* Begin *

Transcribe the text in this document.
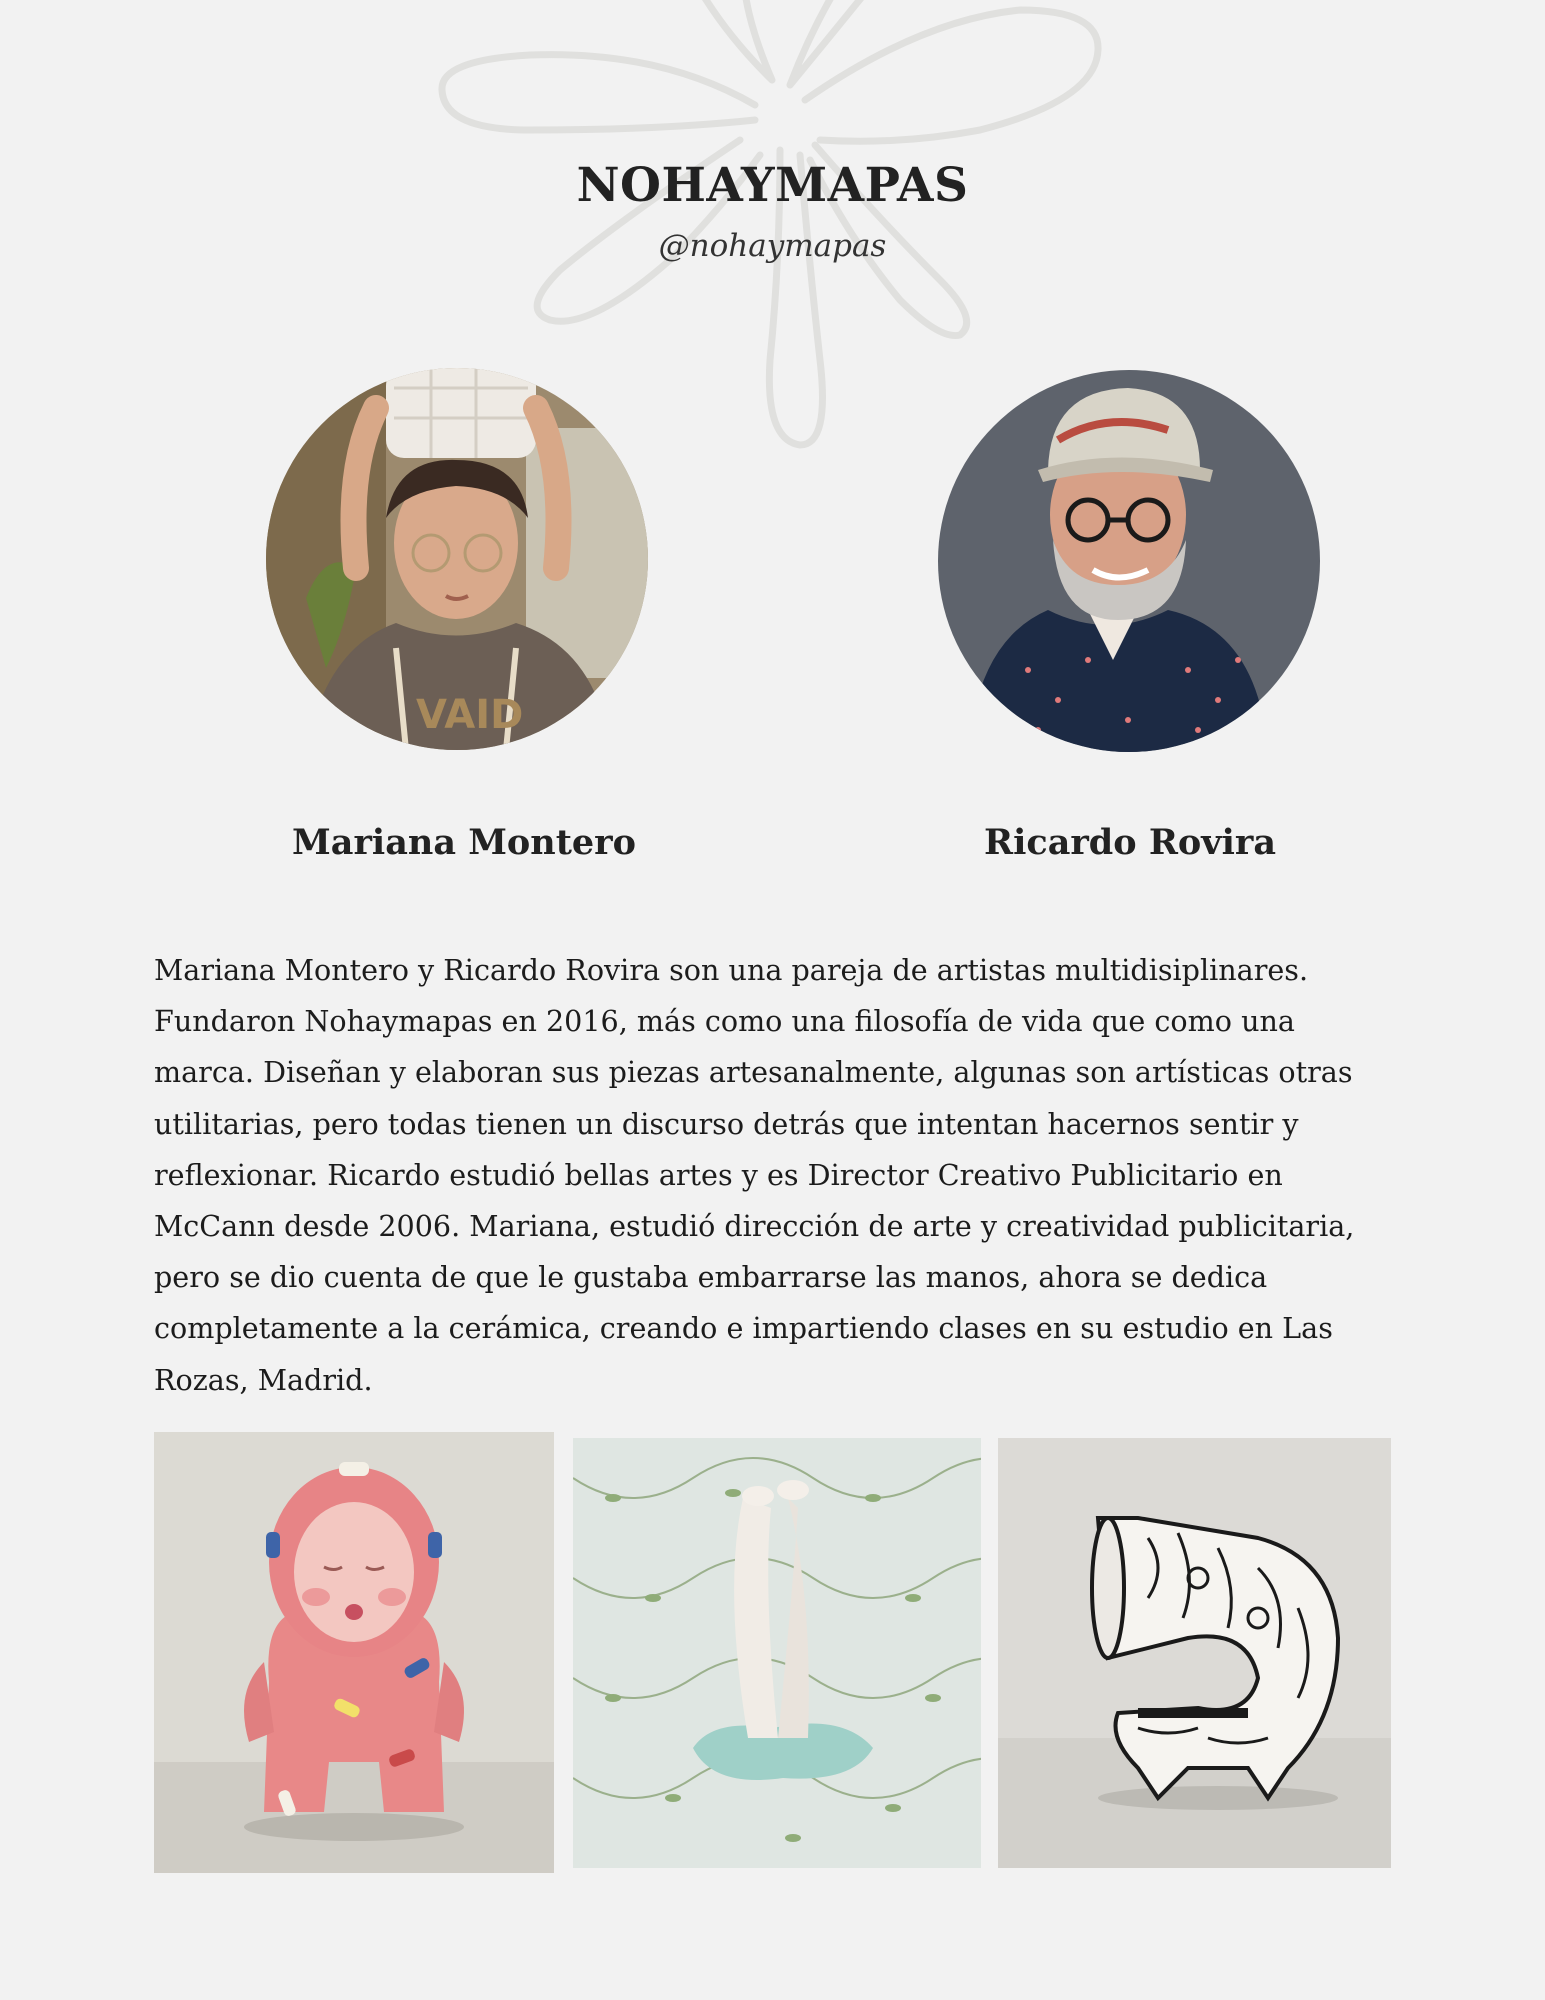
NOHAYMAPAS
@nohaymapas
VAID
Mariana Montero	Ricardo Rovira
Mariana Montero y Ricardo Rovira son una pareja de artistas multidisiplinares. Fundaron Nohaymapas en 2016, más como una filosofía de vida que como una marca. Diseñan y elaboran sus piezas artesanalmente, algunas son artísticas otras utilitarias, pero todas tienen un discurso detrás que intentan hacernos sentir y reflexionar. Ricardo estudió bellas artes y es Director Creativo Publicitario en McCann desde 2006. Mariana, estudió dirección de arte y creatividad publicitaria, pero se dio cuenta de que le gustaba embarrarse las manos, ahora se dedica completamente a la cerámica, creando e impartiendo clases en su estudio en Las Rozas, Madrid.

* End *

=== What is required ===
Take the listing above and print it exactly, apart from the pictures.

=== Exercise solution ===
Transcribe the text in this document.
NOHAYMAPAS
@nohaymapas
VAID
Mariana Montero	Ricardo Rovira
Mariana Montero y Ricardo Rovira son una pareja de artistas multidisiplinares. Fundaron Nohaymapas en 2016, más como una filosofía de vida que como una marca. Diseñan y elaboran sus piezas artesanalmente, algunas son artísticas otras utilitarias, pero todas tienen un discurso detrás que intentan hacernos sentir y reflexionar. Ricardo estudió bellas artes y es Director Creativo Publicitario en McCann desde 2006. Mariana, estudió dirección de arte y creatividad publicitaria, pero se dio cuenta de que le gustaba embarrarse las manos, ahora se dedica completamente a la cerámica, creando e impartiendo clases en su estudio en Las Rozas, Madrid.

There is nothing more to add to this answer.